[Entries taken from a collection]
□ □ □ □ □

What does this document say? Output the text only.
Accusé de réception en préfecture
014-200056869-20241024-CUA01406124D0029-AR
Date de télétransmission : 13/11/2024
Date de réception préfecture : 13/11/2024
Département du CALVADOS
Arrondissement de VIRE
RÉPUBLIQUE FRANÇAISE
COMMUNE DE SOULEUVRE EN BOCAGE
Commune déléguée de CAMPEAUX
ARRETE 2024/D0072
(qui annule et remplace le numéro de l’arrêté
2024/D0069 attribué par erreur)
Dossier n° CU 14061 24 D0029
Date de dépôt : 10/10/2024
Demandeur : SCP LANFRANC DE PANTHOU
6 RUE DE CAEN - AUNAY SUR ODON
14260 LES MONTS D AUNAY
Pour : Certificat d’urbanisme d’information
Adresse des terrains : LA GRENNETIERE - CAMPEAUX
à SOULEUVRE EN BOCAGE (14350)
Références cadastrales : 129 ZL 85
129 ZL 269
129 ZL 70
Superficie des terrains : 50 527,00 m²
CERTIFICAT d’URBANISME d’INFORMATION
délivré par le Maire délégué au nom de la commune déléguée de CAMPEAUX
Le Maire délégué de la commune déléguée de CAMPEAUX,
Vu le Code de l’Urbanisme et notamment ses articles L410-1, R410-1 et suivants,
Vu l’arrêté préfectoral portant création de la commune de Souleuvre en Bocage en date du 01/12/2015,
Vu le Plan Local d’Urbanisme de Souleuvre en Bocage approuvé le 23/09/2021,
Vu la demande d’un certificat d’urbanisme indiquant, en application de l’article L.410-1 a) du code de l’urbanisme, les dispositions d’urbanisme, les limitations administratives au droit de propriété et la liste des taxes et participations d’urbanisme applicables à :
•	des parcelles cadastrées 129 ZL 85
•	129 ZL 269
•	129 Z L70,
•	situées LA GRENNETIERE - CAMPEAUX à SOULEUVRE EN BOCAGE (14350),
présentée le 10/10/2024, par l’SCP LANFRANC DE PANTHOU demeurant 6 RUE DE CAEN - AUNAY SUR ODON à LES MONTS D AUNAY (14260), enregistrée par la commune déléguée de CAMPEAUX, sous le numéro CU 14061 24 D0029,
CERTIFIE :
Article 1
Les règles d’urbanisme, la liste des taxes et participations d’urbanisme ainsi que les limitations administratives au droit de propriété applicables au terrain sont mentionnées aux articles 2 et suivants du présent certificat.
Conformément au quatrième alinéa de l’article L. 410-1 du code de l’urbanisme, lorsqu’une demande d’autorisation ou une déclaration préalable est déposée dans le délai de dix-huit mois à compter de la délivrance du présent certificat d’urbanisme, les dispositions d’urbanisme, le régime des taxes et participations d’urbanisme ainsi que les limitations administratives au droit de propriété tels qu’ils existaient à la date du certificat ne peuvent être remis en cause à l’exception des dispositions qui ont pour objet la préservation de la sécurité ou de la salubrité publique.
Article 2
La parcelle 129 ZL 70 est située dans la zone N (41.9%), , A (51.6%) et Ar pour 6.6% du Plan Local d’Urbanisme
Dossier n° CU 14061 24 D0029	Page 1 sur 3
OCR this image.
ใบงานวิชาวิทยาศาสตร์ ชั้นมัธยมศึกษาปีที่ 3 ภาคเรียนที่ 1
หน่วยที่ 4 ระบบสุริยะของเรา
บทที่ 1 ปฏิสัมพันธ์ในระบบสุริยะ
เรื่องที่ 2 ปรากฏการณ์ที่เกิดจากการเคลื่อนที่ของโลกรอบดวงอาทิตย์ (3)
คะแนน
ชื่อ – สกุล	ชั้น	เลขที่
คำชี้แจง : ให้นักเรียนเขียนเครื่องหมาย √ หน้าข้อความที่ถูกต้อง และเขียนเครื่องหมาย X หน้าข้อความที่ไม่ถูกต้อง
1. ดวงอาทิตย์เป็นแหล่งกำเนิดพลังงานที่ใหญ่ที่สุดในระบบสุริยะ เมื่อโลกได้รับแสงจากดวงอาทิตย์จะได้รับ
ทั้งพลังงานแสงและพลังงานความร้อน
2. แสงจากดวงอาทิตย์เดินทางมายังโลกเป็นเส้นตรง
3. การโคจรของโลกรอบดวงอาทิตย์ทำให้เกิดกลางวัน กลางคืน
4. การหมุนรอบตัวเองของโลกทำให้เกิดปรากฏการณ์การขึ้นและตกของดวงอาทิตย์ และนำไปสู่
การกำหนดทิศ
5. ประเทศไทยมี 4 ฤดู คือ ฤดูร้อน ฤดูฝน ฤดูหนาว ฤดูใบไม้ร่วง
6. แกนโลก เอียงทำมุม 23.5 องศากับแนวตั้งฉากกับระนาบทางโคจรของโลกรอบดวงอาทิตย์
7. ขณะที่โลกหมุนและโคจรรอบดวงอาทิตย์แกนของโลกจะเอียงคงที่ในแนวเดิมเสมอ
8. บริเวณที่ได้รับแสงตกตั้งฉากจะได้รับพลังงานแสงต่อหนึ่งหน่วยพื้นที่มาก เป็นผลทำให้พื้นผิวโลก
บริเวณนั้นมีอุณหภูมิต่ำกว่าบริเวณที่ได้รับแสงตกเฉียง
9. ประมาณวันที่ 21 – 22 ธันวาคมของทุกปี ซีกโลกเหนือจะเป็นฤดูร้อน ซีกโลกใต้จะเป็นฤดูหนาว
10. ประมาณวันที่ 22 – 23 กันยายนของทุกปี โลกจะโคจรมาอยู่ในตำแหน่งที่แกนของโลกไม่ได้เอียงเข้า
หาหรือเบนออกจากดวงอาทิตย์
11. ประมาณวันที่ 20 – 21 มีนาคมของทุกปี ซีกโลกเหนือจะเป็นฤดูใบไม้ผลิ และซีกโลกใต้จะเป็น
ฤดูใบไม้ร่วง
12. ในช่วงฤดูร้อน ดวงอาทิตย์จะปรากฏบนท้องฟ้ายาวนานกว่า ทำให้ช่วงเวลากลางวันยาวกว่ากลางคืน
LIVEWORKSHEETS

□ □ □ □ □

Restate the data above exactly, keeping each word as it stands.

What does this document say? Output the text only.
Accusé de réception en préfecture
014-200056869-20241024-CUA01406124D0029-AR
Date de télétransmission : 13/11/2024
Date de réception préfecture : 13/11/2024
Département du CALVADOS
Arrondissement de VIRE
RÉPUBLIQUE FRANÇAISE
COMMUNE DE SOULEUVRE EN BOCAGE
Commune déléguée de CAMPEAUX
ARRETE 2024/D0072
(qui annule et remplace le numéro de l’arrêté
2024/D0069 attribué par erreur)
Dossier n° CU 14061 24 D0029
Date de dépôt : 10/10/2024
Demandeur : SCP LANFRANC DE PANTHOU
6 RUE DE CAEN - AUNAY SUR ODON
14260 LES MONTS D AUNAY
Pour : Certificat d’urbanisme d’information
Adresse des terrains : LA GRENNETIERE - CAMPEAUX
à SOULEUVRE EN BOCAGE (14350)
Références cadastrales : 129 ZL 85
129 ZL 269
129 ZL 70
Superficie des terrains : 50 527,00 m²
CERTIFICAT d’URBANISME d’INFORMATION
délivré par le Maire délégué au nom de la commune déléguée de CAMPEAUX
Le Maire délégué de la commune déléguée de CAMPEAUX,
Vu le Code de l’Urbanisme et notamment ses articles L410-1, R410-1 et suivants,
Vu l’arrêté préfectoral portant création de la commune de Souleuvre en Bocage en date du 01/12/2015,
Vu le Plan Local d’Urbanisme de Souleuvre en Bocage approuvé le 23/09/2021,
Vu la demande d’un certificat d’urbanisme indiquant, en application de l’article L.410-1 a) du code de l’urbanisme, les dispositions d’urbanisme, les limitations administratives au droit de propriété et la liste des taxes et participations d’urbanisme applicables à :
•	des parcelles cadastrées 129 ZL 85
•	129 ZL 269
•	129 Z L70,
•	situées LA GRENNETIERE - CAMPEAUX à SOULEUVRE EN BOCAGE (14350),
présentée le 10/10/2024, par l’SCP LANFRANC DE PANTHOU demeurant 6 RUE DE CAEN - AUNAY SUR ODON à LES MONTS D AUNAY (14260), enregistrée par la commune déléguée de CAMPEAUX, sous le numéro CU 14061 24 D0029,
CERTIFIE :
Article 1
Les règles d’urbanisme, la liste des taxes et participations d’urbanisme ainsi que les limitations administratives au droit de propriété applicables au terrain sont mentionnées aux articles 2 et suivants du présent certificat.
Conformément au quatrième alinéa de l’article L. 410-1 du code de l’urbanisme, lorsqu’une demande d’autorisation ou une déclaration préalable est déposée dans le délai de dix-huit mois à compter de la délivrance du présent certificat d’urbanisme, les dispositions d’urbanisme, le régime des taxes et participations d’urbanisme ainsi que les limitations administratives au droit de propriété tels qu’ils existaient à la date du certificat ne peuvent être remis en cause à l’exception des dispositions qui ont pour objet la préservation de la sécurité ou de la salubrité publique.
Article 2
La parcelle 129 ZL 70 est située dans la zone N (41.9%), , A (51.6%) et Ar pour 6.6% du Plan Local d’Urbanisme
Dossier n° CU 14061 24 D0029	Page 1 sur 3
OCR this image.
ใบงานวิชาวิทยาศาสตร์ ชั้นมัธยมศึกษาปีที่ 3 ภาคเรียนที่ 1
หน่วยที่ 4 ระบบสุริยะของเรา
บทที่ 1 ปฏิสัมพันธ์ในระบบสุริยะ
เรื่องที่ 2 ปรากฏการณ์ที่เกิดจากการเคลื่อนที่ของโลกรอบดวงอาทิตย์ (3)
คะแนน
ชื่อ – สกุล	ชั้น	เลขที่
คำชี้แจง : ให้นักเรียนเขียนเครื่องหมาย √ หน้าข้อความที่ถูกต้อง และเขียนเครื่องหมาย X หน้าข้อความที่ไม่ถูกต้อง
1. ดวงอาทิตย์เป็นแหล่งกำเนิดพลังงานที่ใหญ่ที่สุดในระบบสุริยะ เมื่อโลกได้รับแสงจากดวงอาทิตย์จะได้รับ
ทั้งพลังงานแสงและพลังงานความร้อน
2. แสงจากดวงอาทิตย์เดินทางมายังโลกเป็นเส้นตรง
3. การโคจรของโลกรอบดวงอาทิตย์ทำให้เกิดกลางวัน กลางคืน
4. การหมุนรอบตัวเองของโลกทำให้เกิดปรากฏการณ์การขึ้นและตกของดวงอาทิตย์ และนำไปสู่
การกำหนดทิศ
5. ประเทศไทยมี 4 ฤดู คือ ฤดูร้อน ฤดูฝน ฤดูหนาว ฤดูใบไม้ร่วง
6. แกนโลก เอียงทำมุม 23.5 องศากับแนวตั้งฉากกับระนาบทางโคจรของโลกรอบดวงอาทิตย์
7. ขณะที่โลกหมุนและโคจรรอบดวงอาทิตย์แกนของโลกจะเอียงคงที่ในแนวเดิมเสมอ
8. บริเวณที่ได้รับแสงตกตั้งฉากจะได้รับพลังงานแสงต่อหนึ่งหน่วยพื้นที่มาก เป็นผลทำให้พื้นผิวโลก
บริเวณนั้นมีอุณหภูมิต่ำกว่าบริเวณที่ได้รับแสงตกเฉียง
9. ประมาณวันที่ 21 – 22 ธันวาคมของทุกปี ซีกโลกเหนือจะเป็นฤดูร้อน ซีกโลกใต้จะเป็นฤดูหนาว
10. ประมาณวันที่ 22 – 23 กันยายนของทุกปี โลกจะโคจรมาอยู่ในตำแหน่งที่แกนของโลกไม่ได้เอียงเข้า
หาหรือเบนออกจากดวงอาทิตย์
11. ประมาณวันที่ 20 – 21 มีนาคมของทุกปี ซีกโลกเหนือจะเป็นฤดูใบไม้ผลิ และซีกโลกใต้จะเป็น
ฤดูใบไม้ร่วง
12. ในช่วงฤดูร้อน ดวงอาทิตย์จะปรากฏบนท้องฟ้ายาวนานกว่า ทำให้ช่วงเวลากลางวันยาวกว่ากลางคืน
LIVEWORKSHEETS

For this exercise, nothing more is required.